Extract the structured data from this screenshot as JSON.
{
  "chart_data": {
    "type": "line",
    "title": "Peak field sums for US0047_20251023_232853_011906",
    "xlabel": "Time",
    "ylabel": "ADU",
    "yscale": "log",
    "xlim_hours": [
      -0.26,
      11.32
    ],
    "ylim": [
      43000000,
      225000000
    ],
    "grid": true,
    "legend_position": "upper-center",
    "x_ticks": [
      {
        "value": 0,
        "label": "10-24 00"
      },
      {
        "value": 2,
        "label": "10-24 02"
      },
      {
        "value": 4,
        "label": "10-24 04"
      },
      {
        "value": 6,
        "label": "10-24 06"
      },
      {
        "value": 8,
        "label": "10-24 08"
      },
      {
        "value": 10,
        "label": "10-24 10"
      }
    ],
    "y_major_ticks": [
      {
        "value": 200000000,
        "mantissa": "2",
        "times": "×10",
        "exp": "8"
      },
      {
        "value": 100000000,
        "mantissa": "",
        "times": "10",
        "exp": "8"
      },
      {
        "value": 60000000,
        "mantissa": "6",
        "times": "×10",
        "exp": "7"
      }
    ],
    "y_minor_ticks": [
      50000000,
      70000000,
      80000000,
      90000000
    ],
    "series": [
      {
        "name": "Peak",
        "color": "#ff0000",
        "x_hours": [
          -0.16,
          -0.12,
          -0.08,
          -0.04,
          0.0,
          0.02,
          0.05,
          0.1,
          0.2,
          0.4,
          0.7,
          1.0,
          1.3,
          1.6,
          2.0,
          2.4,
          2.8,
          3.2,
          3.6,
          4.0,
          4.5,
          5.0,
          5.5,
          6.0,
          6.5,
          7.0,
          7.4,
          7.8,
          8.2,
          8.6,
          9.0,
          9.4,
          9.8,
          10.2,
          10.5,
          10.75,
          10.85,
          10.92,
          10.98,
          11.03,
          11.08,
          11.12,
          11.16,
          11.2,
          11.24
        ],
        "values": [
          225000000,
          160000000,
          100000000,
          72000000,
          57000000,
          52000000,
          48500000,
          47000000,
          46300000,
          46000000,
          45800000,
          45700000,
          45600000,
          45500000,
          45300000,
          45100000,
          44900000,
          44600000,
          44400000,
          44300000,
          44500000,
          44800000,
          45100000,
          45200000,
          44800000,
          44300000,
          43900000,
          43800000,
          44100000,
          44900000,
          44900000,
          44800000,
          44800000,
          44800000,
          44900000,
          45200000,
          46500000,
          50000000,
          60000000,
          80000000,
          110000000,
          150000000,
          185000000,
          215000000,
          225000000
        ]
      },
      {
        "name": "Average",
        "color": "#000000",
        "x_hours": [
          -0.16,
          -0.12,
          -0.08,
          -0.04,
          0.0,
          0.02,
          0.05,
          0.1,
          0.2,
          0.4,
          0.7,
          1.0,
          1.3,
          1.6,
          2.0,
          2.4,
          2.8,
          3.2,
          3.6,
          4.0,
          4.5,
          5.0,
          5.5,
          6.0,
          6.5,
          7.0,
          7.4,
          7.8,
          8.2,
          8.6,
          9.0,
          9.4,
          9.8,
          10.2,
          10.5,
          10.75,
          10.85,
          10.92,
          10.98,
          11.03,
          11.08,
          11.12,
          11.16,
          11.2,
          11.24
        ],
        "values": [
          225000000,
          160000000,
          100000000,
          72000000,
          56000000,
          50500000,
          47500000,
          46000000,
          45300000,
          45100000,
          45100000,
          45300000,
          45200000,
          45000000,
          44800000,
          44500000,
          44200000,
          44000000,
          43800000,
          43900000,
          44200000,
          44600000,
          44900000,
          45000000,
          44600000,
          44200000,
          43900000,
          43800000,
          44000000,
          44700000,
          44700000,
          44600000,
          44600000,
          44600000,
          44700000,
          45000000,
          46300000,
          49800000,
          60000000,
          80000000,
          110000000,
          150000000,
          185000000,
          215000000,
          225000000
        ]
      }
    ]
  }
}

What you should do –
Count the lines above that contain the word "Peak". Give only the number.

Exercise solution –
2